* Start *

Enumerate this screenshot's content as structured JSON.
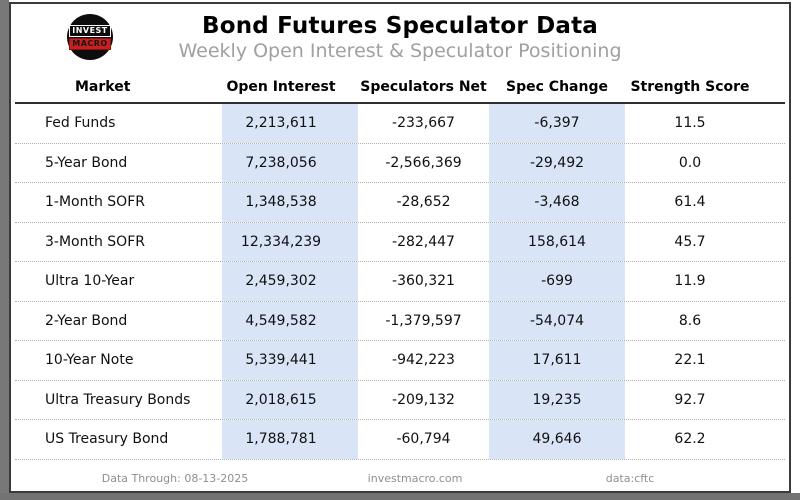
{
  "header": {
    "logo_line1": "INVEST",
    "logo_line2": "MACRO",
    "title": "Bond Futures Speculator Data",
    "subtitle": "Weekly Open Interest & Speculator Positioning"
  },
  "table": {
    "columns": [
      "Market",
      "Open Interest",
      "Speculators Net",
      "Spec Change",
      "Strength Score"
    ],
    "rows": [
      {
        "market": "Fed Funds",
        "open_interest": "2,213,611",
        "speculators_net": "-233,667",
        "spec_change": "-6,397",
        "strength_score": "11.5"
      },
      {
        "market": "5-Year Bond",
        "open_interest": "7,238,056",
        "speculators_net": "-2,566,369",
        "spec_change": "-29,492",
        "strength_score": "0.0"
      },
      {
        "market": "1-Month SOFR",
        "open_interest": "1,348,538",
        "speculators_net": "-28,652",
        "spec_change": "-3,468",
        "strength_score": "61.4"
      },
      {
        "market": "3-Month SOFR",
        "open_interest": "12,334,239",
        "speculators_net": "-282,447",
        "spec_change": "158,614",
        "strength_score": "45.7"
      },
      {
        "market": "Ultra 10-Year",
        "open_interest": "2,459,302",
        "speculators_net": "-360,321",
        "spec_change": "-699",
        "strength_score": "11.9"
      },
      {
        "market": "2-Year Bond",
        "open_interest": "4,549,582",
        "speculators_net": "-1,379,597",
        "spec_change": "-54,074",
        "strength_score": "8.6"
      },
      {
        "market": "10-Year Note",
        "open_interest": "5,339,441",
        "speculators_net": "-942,223",
        "spec_change": "17,611",
        "strength_score": "22.1"
      },
      {
        "market": "Ultra Treasury Bonds",
        "open_interest": "2,018,615",
        "speculators_net": "-209,132",
        "spec_change": "19,235",
        "strength_score": "92.7"
      },
      {
        "market": "US Treasury Bond",
        "open_interest": "1,788,781",
        "speculators_net": "-60,794",
        "spec_change": "49,646",
        "strength_score": "62.2"
      }
    ]
  },
  "footer": {
    "data_through": "Data Through: 08-13-2025",
    "site": "investmacro.com",
    "source": "data:cftc"
  },
  "colors": {
    "highlight_band": "#d9e4f6",
    "logo_red": "#c81f1f",
    "subtitle_gray": "#a0a0a0",
    "footer_gray": "#8f8f8f"
  }
}
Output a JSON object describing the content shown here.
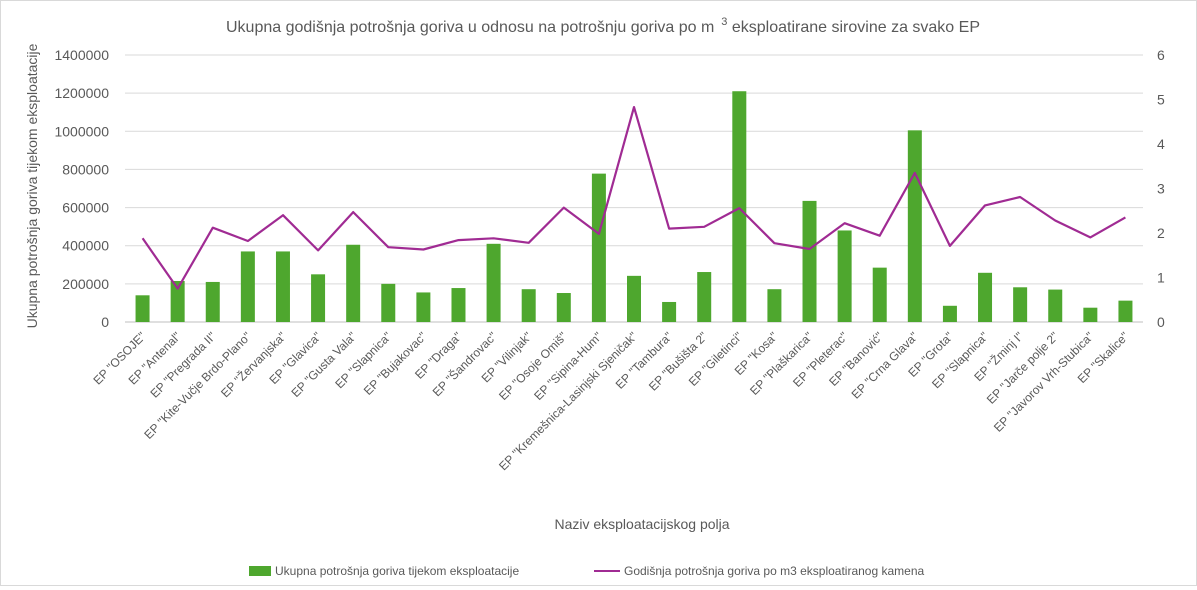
{
  "chart_data": {
    "type": "bar",
    "title": "Ukupna godišnja potrošnja goriva u odnosu na potrošnju goriva po m",
    "title_superscript": "3",
    "title_suffix": " eksploatirane sirovine za svako EP",
    "xlabel": "Naziv eksploatacijskog polja",
    "ylabel": "Ukupna potrošnja goriva tijekom eksploatacije",
    "ylim": [
      0,
      1400000
    ],
    "y2lim": [
      0,
      6
    ],
    "yticks": [
      "0",
      "200000",
      "400000",
      "600000",
      "800000",
      "1000000",
      "1200000",
      "1400000"
    ],
    "y2ticks": [
      "0",
      "1",
      "2",
      "3",
      "4",
      "5",
      "6"
    ],
    "grid": true,
    "legend_position": "bottom",
    "categories": [
      "EP \"OSOJE\"",
      "EP \"Antenal\"",
      "EP \"Pregrada II\"",
      "EP \"Kite-Vučje Brdo-Plano\"",
      "EP \"Žervanjska\"",
      "EP \"Glavica\"",
      "EP \"Gusta Vala\"",
      "EP \"Slapnica\"",
      "EP \"Bujakovac\"",
      "EP \"Draga\"",
      "EP \"Šandrovac\"",
      "EP \"Vilinjak\"",
      "EP \"Osoje Omiš\"",
      "EP \"Sipina-Hum\"",
      "EP \"Kremešnica-Lasinjski Sjeničak\"",
      "EP \"Tambura\"",
      "EP \"Bušišta 2\"",
      "EP \"Giletinci\"",
      "EP \"Kosa\"",
      "EP \"Plaškarica\"",
      "EP \"Pleterac\"",
      "EP \"Banović\"",
      "EP \"Crna Glava\"",
      "EP \"Grota\"",
      "EP \"Slapnica\"",
      "EP \"Žminj I\"",
      "EP \"Jarče polje 2\"",
      "EP \"Javorov Vrh-Stubica\"",
      "EP \"Skalice\""
    ],
    "series": [
      {
        "name": "Ukupna potrošnja goriva tijekom eksploatacije",
        "type": "bar",
        "axis": "left",
        "color": "#4ea72e",
        "values": [
          140000,
          215000,
          210000,
          370000,
          370000,
          250000,
          405000,
          200000,
          155000,
          178000,
          410000,
          172000,
          152000,
          778000,
          242000,
          105000,
          262000,
          1210000,
          172000,
          635000,
          480000,
          285000,
          1005000,
          85000,
          258000,
          182000,
          170000,
          75000,
          112000
        ]
      },
      {
        "name": "Godišnja potrošnja goriva po m3 eksploatiranog kamena",
        "type": "line",
        "axis": "right",
        "color": "#a02b93",
        "values": [
          1.88,
          0.75,
          2.12,
          1.82,
          2.4,
          1.61,
          2.47,
          1.68,
          1.63,
          1.84,
          1.88,
          1.78,
          2.57,
          1.98,
          4.83,
          2.1,
          2.14,
          2.56,
          1.77,
          1.64,
          2.22,
          1.94,
          3.35,
          1.71,
          2.62,
          2.81,
          2.28,
          1.9,
          2.35
        ]
      }
    ]
  }
}
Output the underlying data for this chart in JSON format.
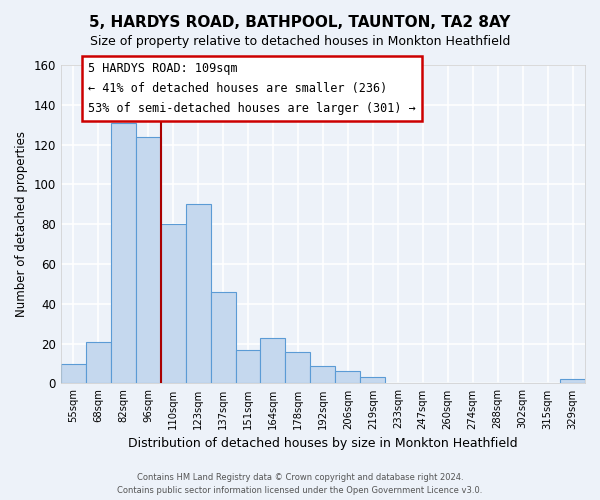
{
  "title": "5, HARDYS ROAD, BATHPOOL, TAUNTON, TA2 8AY",
  "subtitle": "Size of property relative to detached houses in Monkton Heathfield",
  "xlabel": "Distribution of detached houses by size in Monkton Heathfield",
  "ylabel": "Number of detached properties",
  "bar_labels": [
    "55sqm",
    "68sqm",
    "82sqm",
    "96sqm",
    "110sqm",
    "123sqm",
    "137sqm",
    "151sqm",
    "164sqm",
    "178sqm",
    "192sqm",
    "206sqm",
    "219sqm",
    "233sqm",
    "247sqm",
    "260sqm",
    "274sqm",
    "288sqm",
    "302sqm",
    "315sqm",
    "329sqm"
  ],
  "bar_values": [
    10,
    21,
    131,
    124,
    80,
    90,
    46,
    17,
    23,
    16,
    9,
    6,
    3,
    0,
    0,
    0,
    0,
    0,
    0,
    0,
    2
  ],
  "bar_color": "#c5d8ee",
  "bar_edge_color": "#5b9bd5",
  "vline_color": "#aa0000",
  "ylim": [
    0,
    160
  ],
  "yticks": [
    0,
    20,
    40,
    60,
    80,
    100,
    120,
    140,
    160
  ],
  "annotation_title": "5 HARDYS ROAD: 109sqm",
  "annotation_line1": "← 41% of detached houses are smaller (236)",
  "annotation_line2": "53% of semi-detached houses are larger (301) →",
  "annotation_box_color": "#ffffff",
  "annotation_box_edge": "#cc0000",
  "footer_line1": "Contains HM Land Registry data © Crown copyright and database right 2024.",
  "footer_line2": "Contains public sector information licensed under the Open Government Licence v3.0.",
  "bg_color": "#edf2f9",
  "plot_bg_color": "#edf2f9",
  "grid_color": "#ffffff"
}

* End *

## [Your task]
Reproduce the entries above exactly. Do not include the images.

## [Final answer]
Enumerate this screenshot's content as structured JSON.
{
  "header": {
    "logo_line1": "INVEST",
    "logo_line2": "MACRO",
    "title": "Bond Futures Speculator Data",
    "subtitle": "Weekly Open Interest & Speculator Positioning"
  },
  "table": {
    "columns": [
      "Market",
      "Open Interest",
      "Speculators Net",
      "Spec Change",
      "Strength Score"
    ],
    "rows": [
      {
        "market": "Fed Funds",
        "open_interest": "2,213,611",
        "speculators_net": "-233,667",
        "spec_change": "-6,397",
        "strength_score": "11.5"
      },
      {
        "market": "5-Year Bond",
        "open_interest": "7,238,056",
        "speculators_net": "-2,566,369",
        "spec_change": "-29,492",
        "strength_score": "0.0"
      },
      {
        "market": "1-Month SOFR",
        "open_interest": "1,348,538",
        "speculators_net": "-28,652",
        "spec_change": "-3,468",
        "strength_score": "61.4"
      },
      {
        "market": "3-Month SOFR",
        "open_interest": "12,334,239",
        "speculators_net": "-282,447",
        "spec_change": "158,614",
        "strength_score": "45.7"
      },
      {
        "market": "Ultra 10-Year",
        "open_interest": "2,459,302",
        "speculators_net": "-360,321",
        "spec_change": "-699",
        "strength_score": "11.9"
      },
      {
        "market": "2-Year Bond",
        "open_interest": "4,549,582",
        "speculators_net": "-1,379,597",
        "spec_change": "-54,074",
        "strength_score": "8.6"
      },
      {
        "market": "10-Year Note",
        "open_interest": "5,339,441",
        "speculators_net": "-942,223",
        "spec_change": "17,611",
        "strength_score": "22.1"
      },
      {
        "market": "Ultra Treasury Bonds",
        "open_interest": "2,018,615",
        "speculators_net": "-209,132",
        "spec_change": "19,235",
        "strength_score": "92.7"
      },
      {
        "market": "US Treasury Bond",
        "open_interest": "1,788,781",
        "speculators_net": "-60,794",
        "spec_change": "49,646",
        "strength_score": "62.2"
      }
    ]
  },
  "footer": {
    "data_through": "Data Through: 08-13-2025",
    "site": "investmacro.com",
    "source": "data:cftc"
  },
  "colors": {
    "highlight_band": "#d9e4f6",
    "logo_red": "#c81f1f",
    "subtitle_gray": "#a0a0a0",
    "footer_gray": "#8f8f8f"
  }
}
Output a JSON object describing the content shown here.
{
  "chart_data": {
    "type": "bar",
    "title": "Ukupna godišnja potrošnja goriva u odnosu na potrošnju goriva po m",
    "title_superscript": "3",
    "title_suffix": " eksploatirane sirovine za svako EP",
    "xlabel": "Naziv eksploatacijskog polja",
    "ylabel": "Ukupna potrošnja goriva tijekom eksploatacije",
    "ylim": [
      0,
      1400000
    ],
    "y2lim": [
      0,
      6
    ],
    "yticks": [
      "0",
      "200000",
      "400000",
      "600000",
      "800000",
      "1000000",
      "1200000",
      "1400000"
    ],
    "y2ticks": [
      "0",
      "1",
      "2",
      "3",
      "4",
      "5",
      "6"
    ],
    "grid": true,
    "legend_position": "bottom",
    "categories": [
      "EP \"OSOJE\"",
      "EP \"Antenal\"",
      "EP \"Pregrada II\"",
      "EP \"Kite-Vučje Brdo-Plano\"",
      "EP \"Žervanjska\"",
      "EP \"Glavica\"",
      "EP \"Gusta Vala\"",
      "EP \"Slapnica\"",
      "EP \"Bujakovac\"",
      "EP \"Draga\"",
      "EP \"Šandrovac\"",
      "EP \"Vilinjak\"",
      "EP \"Osoje Omiš\"",
      "EP \"Sipina-Hum\"",
      "EP \"Kremešnica-Lasinjski Sjeničak\"",
      "EP \"Tambura\"",
      "EP \"Bušišta 2\"",
      "EP \"Giletinci\"",
      "EP \"Kosa\"",
      "EP \"Plaškarica\"",
      "EP \"Pleterac\"",
      "EP \"Banović\"",
      "EP \"Crna Glava\"",
      "EP \"Grota\"",
      "EP \"Slapnica\"",
      "EP \"Žminj I\"",
      "EP \"Jarče polje 2\"",
      "EP \"Javorov Vrh-Stubica\"",
      "EP \"Skalice\""
    ],
    "series": [
      {
        "name": "Ukupna potrošnja goriva tijekom eksploatacije",
        "type": "bar",
        "axis": "left",
        "color": "#4ea72e",
        "values": [
          140000,
          215000,
          210000,
          370000,
          370000,
          250000,
          405000,
          200000,
          155000,
          178000,
          410000,
          172000,
          152000,
          778000,
          242000,
          105000,
          262000,
          1210000,
          172000,
          635000,
          480000,
          285000,
          1005000,
          85000,
          258000,
          182000,
          170000,
          75000,
          112000
        ]
      },
      {
        "name": "Godišnja potrošnja goriva po m3 eksploatiranog kamena",
        "type": "line",
        "axis": "right",
        "color": "#a02b93",
        "values": [
          1.88,
          0.75,
          2.12,
          1.82,
          2.4,
          1.61,
          2.47,
          1.68,
          1.63,
          1.84,
          1.88,
          1.78,
          2.57,
          1.98,
          4.83,
          2.1,
          2.14,
          2.56,
          1.77,
          1.64,
          2.22,
          1.94,
          3.35,
          1.71,
          2.62,
          2.81,
          2.28,
          1.9,
          2.35
        ]
      }
    ]
  }
}
Output the underlying data for this chart in JSON format.
{
  "title": "5, HARDYS ROAD, BATHPOOL, TAUNTON, TA2 8AY",
  "subtitle": "Size of property relative to detached houses in Monkton Heathfield",
  "xlabel": "Distribution of detached houses by size in Monkton Heathfield",
  "ylabel": "Number of detached properties",
  "bar_labels": [
    "55sqm",
    "68sqm",
    "82sqm",
    "96sqm",
    "110sqm",
    "123sqm",
    "137sqm",
    "151sqm",
    "164sqm",
    "178sqm",
    "192sqm",
    "206sqm",
    "219sqm",
    "233sqm",
    "247sqm",
    "260sqm",
    "274sqm",
    "288sqm",
    "302sqm",
    "315sqm",
    "329sqm"
  ],
  "bar_values": [
    10,
    21,
    131,
    124,
    80,
    90,
    46,
    17,
    23,
    16,
    9,
    6,
    3,
    0,
    0,
    0,
    0,
    0,
    0,
    0,
    2
  ],
  "bar_color": "#c5d8ee",
  "bar_edge_color": "#5b9bd5",
  "vline_color": "#aa0000",
  "ylim": [
    0,
    160
  ],
  "yticks": [
    0,
    20,
    40,
    60,
    80,
    100,
    120,
    140,
    160
  ],
  "annotation_title": "5 HARDYS ROAD: 109sqm",
  "annotation_line1": "← 41% of detached houses are smaller (236)",
  "annotation_line2": "53% of semi-detached houses are larger (301) →",
  "annotation_box_color": "#ffffff",
  "annotation_box_edge": "#cc0000",
  "footer_line1": "Contains HM Land Registry data © Crown copyright and database right 2024.",
  "footer_line2": "Contains public sector information licensed under the Open Government Licence v3.0.",
  "bg_color": "#edf2f9",
  "plot_bg_color": "#edf2f9",
  "grid_color": "#ffffff"
}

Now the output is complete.